**TASK REQUIREMENTS**
Single out the lines that include the word "CRYPTANALYSIS". Copy them.

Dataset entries
##########
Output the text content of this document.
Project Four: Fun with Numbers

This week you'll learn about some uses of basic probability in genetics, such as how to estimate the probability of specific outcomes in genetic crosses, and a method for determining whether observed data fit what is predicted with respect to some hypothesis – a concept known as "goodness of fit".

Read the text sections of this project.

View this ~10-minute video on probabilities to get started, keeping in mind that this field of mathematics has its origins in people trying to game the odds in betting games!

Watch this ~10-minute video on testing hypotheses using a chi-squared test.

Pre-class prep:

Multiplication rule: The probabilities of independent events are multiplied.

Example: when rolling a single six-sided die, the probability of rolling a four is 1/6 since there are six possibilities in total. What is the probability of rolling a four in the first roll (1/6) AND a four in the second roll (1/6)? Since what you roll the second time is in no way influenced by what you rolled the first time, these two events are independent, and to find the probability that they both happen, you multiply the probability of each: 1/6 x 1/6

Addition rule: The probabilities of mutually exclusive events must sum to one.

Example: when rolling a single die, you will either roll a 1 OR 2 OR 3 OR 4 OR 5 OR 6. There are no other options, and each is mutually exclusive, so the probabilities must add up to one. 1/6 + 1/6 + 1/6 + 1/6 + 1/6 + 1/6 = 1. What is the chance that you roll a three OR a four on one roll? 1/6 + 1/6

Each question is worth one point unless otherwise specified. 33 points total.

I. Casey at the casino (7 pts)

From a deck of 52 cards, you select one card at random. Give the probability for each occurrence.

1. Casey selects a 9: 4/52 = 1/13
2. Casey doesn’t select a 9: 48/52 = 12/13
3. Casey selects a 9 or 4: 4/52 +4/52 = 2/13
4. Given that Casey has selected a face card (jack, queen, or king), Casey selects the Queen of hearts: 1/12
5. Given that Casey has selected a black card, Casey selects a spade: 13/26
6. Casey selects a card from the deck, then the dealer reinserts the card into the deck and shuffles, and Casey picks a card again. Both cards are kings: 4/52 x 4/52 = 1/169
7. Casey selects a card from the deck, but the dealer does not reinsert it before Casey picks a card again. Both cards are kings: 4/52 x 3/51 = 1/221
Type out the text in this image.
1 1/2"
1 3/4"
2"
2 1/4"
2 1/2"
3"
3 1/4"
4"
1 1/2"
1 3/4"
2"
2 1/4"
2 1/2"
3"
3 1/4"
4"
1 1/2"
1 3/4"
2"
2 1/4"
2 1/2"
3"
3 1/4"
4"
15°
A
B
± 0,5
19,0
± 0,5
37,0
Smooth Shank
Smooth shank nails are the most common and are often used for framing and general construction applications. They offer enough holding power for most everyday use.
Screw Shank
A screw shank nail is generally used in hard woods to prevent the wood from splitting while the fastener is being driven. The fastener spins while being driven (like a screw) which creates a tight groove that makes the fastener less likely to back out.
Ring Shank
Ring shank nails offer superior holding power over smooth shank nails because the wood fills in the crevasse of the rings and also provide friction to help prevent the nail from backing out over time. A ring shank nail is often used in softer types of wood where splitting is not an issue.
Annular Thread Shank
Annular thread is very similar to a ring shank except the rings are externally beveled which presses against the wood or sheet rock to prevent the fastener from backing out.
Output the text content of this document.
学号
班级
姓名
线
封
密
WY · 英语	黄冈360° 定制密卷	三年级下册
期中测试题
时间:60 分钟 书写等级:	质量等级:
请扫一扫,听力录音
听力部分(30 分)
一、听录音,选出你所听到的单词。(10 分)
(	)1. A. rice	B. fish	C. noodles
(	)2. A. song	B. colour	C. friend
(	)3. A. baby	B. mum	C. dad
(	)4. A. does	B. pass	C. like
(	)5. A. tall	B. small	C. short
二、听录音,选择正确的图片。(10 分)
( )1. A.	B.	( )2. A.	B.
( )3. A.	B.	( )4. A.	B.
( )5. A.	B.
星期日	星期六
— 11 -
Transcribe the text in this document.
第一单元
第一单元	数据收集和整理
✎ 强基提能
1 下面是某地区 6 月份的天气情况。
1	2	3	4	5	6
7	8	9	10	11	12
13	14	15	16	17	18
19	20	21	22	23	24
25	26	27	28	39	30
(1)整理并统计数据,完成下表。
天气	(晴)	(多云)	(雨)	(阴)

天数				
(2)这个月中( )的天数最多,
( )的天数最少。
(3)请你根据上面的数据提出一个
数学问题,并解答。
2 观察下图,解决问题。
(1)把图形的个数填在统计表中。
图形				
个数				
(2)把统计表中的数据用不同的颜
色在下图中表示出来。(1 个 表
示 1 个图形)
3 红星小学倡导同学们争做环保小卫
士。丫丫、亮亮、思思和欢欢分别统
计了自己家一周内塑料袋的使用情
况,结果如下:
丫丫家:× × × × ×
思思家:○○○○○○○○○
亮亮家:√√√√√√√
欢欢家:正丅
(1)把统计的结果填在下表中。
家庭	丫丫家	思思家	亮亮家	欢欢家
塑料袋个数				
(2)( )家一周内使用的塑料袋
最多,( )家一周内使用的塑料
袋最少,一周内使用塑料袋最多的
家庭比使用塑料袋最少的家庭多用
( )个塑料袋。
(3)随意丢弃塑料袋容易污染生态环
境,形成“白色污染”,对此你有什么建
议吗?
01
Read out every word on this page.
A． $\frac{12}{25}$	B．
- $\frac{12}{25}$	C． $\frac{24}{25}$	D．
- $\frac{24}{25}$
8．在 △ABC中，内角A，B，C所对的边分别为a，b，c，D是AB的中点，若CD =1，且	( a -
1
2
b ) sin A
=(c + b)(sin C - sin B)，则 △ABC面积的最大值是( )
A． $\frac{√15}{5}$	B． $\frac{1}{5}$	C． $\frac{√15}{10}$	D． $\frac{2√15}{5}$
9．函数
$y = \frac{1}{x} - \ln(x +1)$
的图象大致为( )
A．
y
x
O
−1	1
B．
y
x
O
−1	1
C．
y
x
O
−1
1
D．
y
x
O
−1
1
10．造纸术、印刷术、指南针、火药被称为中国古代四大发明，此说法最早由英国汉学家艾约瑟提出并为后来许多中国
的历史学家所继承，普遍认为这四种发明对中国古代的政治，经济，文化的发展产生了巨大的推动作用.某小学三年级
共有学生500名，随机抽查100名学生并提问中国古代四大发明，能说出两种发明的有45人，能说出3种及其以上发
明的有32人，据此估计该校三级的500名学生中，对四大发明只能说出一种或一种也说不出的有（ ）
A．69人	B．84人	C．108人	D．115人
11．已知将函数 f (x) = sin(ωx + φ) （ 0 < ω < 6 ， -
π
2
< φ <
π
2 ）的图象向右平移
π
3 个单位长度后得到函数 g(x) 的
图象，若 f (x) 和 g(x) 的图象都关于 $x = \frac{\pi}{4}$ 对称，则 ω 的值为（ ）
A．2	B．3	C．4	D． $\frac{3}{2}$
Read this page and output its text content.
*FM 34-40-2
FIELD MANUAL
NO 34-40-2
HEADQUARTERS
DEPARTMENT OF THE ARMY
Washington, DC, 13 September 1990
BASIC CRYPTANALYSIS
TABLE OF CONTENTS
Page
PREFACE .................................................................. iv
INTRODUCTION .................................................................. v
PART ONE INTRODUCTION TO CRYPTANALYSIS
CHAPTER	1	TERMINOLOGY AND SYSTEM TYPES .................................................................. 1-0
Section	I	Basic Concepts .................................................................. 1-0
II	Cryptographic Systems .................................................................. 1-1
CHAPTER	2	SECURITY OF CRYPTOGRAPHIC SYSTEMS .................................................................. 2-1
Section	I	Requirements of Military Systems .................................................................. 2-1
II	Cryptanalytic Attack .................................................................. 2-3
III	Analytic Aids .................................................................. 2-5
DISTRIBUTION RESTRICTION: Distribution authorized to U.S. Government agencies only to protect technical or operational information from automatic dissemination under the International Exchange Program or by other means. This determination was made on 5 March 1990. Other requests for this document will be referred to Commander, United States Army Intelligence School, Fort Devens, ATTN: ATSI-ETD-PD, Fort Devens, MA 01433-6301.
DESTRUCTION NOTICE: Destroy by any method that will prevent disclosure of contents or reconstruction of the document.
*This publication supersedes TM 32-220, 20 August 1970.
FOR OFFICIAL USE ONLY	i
##########
**WRITTEN RESPONSE**
BASIC CRYPTANALYSIS
PART ONE INTRODUCTION TO CRYPTANALYSIS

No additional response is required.